■ SET EXERCISE ■
Give every line of the material again, exactly as written.

------

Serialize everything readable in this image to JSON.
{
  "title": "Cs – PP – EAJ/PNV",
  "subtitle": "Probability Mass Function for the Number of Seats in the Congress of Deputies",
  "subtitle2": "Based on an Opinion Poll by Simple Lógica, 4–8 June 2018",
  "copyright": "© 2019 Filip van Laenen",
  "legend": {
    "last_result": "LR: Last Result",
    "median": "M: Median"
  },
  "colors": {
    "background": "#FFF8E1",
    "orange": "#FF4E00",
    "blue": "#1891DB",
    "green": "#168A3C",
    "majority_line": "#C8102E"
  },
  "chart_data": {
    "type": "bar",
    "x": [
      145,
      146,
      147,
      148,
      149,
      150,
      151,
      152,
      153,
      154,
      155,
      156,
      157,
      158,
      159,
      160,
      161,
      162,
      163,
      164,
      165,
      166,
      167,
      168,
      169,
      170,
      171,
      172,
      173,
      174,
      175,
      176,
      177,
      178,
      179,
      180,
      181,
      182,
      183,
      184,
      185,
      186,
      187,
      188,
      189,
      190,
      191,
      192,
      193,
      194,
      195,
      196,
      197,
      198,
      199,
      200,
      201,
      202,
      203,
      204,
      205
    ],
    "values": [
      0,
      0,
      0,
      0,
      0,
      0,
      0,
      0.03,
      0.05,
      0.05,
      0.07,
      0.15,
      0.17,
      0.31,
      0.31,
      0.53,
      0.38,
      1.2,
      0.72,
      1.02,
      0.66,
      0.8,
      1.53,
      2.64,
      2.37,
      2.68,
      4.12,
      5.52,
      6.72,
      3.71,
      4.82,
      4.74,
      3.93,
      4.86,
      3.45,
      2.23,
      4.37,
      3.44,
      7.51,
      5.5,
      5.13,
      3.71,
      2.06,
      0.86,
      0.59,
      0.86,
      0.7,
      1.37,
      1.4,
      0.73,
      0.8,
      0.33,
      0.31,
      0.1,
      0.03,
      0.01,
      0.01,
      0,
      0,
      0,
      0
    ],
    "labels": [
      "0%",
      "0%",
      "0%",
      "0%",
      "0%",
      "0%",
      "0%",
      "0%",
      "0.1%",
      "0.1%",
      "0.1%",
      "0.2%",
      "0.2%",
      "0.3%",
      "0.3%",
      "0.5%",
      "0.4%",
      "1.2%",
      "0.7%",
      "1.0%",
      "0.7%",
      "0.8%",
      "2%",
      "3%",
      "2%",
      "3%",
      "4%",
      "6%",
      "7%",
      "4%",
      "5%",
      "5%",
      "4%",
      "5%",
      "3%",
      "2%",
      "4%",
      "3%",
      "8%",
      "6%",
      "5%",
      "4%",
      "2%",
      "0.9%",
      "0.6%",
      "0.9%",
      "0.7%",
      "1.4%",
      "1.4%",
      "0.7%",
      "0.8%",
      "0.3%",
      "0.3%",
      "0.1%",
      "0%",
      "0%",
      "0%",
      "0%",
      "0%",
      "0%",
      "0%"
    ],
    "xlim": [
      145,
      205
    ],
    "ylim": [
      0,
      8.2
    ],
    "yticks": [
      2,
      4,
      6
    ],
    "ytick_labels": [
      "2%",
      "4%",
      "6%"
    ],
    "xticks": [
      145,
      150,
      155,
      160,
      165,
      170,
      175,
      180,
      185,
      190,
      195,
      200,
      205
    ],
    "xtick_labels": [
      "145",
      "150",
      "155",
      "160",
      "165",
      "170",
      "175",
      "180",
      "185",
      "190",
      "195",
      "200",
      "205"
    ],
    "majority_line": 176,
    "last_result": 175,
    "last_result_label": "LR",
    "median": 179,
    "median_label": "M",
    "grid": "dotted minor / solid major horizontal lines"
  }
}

------

■ WORKED ANSWER ■
Serialize everything readable in this image to JSON.
{
  "title": "Cs – PP – EAJ/PNV",
  "subtitle": "Probability Mass Function for the Number of Seats in the Congress of Deputies",
  "subtitle2": "Based on an Opinion Poll by Simple Lógica, 4–8 June 2018",
  "copyright": "© 2019 Filip van Laenen",
  "legend": {
    "last_result": "LR: Last Result",
    "median": "M: Median"
  },
  "colors": {
    "background": "#FFF8E1",
    "orange": "#FF4E00",
    "blue": "#1891DB",
    "green": "#168A3C",
    "majority_line": "#C8102E"
  },
  "chart_data": {
    "type": "bar",
    "x": [
      145,
      146,
      147,
      148,
      149,
      150,
      151,
      152,
      153,
      154,
      155,
      156,
      157,
      158,
      159,
      160,
      161,
      162,
      163,
      164,
      165,
      166,
      167,
      168,
      169,
      170,
      171,
      172,
      173,
      174,
      175,
      176,
      177,
      178,
      179,
      180,
      181,
      182,
      183,
      184,
      185,
      186,
      187,
      188,
      189,
      190,
      191,
      192,
      193,
      194,
      195,
      196,
      197,
      198,
      199,
      200,
      201,
      202,
      203,
      204,
      205
    ],
    "values": [
      0,
      0,
      0,
      0,
      0,
      0,
      0,
      0.03,
      0.05,
      0.05,
      0.07,
      0.15,
      0.17,
      0.31,
      0.31,
      0.53,
      0.38,
      1.2,
      0.72,
      1.02,
      0.66,
      0.8,
      1.53,
      2.64,
      2.37,
      2.68,
      4.12,
      5.52,
      6.72,
      3.71,
      4.82,
      4.74,
      3.93,
      4.86,
      3.45,
      2.23,
      4.37,
      3.44,
      7.51,
      5.5,
      5.13,
      3.71,
      2.06,
      0.86,
      0.59,
      0.86,
      0.7,
      1.37,
      1.4,
      0.73,
      0.8,
      0.33,
      0.31,
      0.1,
      0.03,
      0.01,
      0.01,
      0,
      0,
      0,
      0
    ],
    "labels": [
      "0%",
      "0%",
      "0%",
      "0%",
      "0%",
      "0%",
      "0%",
      "0%",
      "0.1%",
      "0.1%",
      "0.1%",
      "0.2%",
      "0.2%",
      "0.3%",
      "0.3%",
      "0.5%",
      "0.4%",
      "1.2%",
      "0.7%",
      "1.0%",
      "0.7%",
      "0.8%",
      "2%",
      "3%",
      "2%",
      "3%",
      "4%",
      "6%",
      "7%",
      "4%",
      "5%",
      "5%",
      "4%",
      "5%",
      "3%",
      "2%",
      "4%",
      "3%",
      "8%",
      "6%",
      "5%",
      "4%",
      "2%",
      "0.9%",
      "0.6%",
      "0.9%",
      "0.7%",
      "1.4%",
      "1.4%",
      "0.7%",
      "0.8%",
      "0.3%",
      "0.3%",
      "0.1%",
      "0%",
      "0%",
      "0%",
      "0%",
      "0%",
      "0%",
      "0%"
    ],
    "xlim": [
      145,
      205
    ],
    "ylim": [
      0,
      8.2
    ],
    "yticks": [
      2,
      4,
      6
    ],
    "ytick_labels": [
      "2%",
      "4%",
      "6%"
    ],
    "xticks": [
      145,
      150,
      155,
      160,
      165,
      170,
      175,
      180,
      185,
      190,
      195,
      200,
      205
    ],
    "xtick_labels": [
      "145",
      "150",
      "155",
      "160",
      "165",
      "170",
      "175",
      "180",
      "185",
      "190",
      "195",
      "200",
      "205"
    ],
    "majority_line": 176,
    "last_result": 175,
    "last_result_label": "LR",
    "median": 179,
    "median_label": "M",
    "grid": "dotted minor / solid major horizontal lines"
  }
}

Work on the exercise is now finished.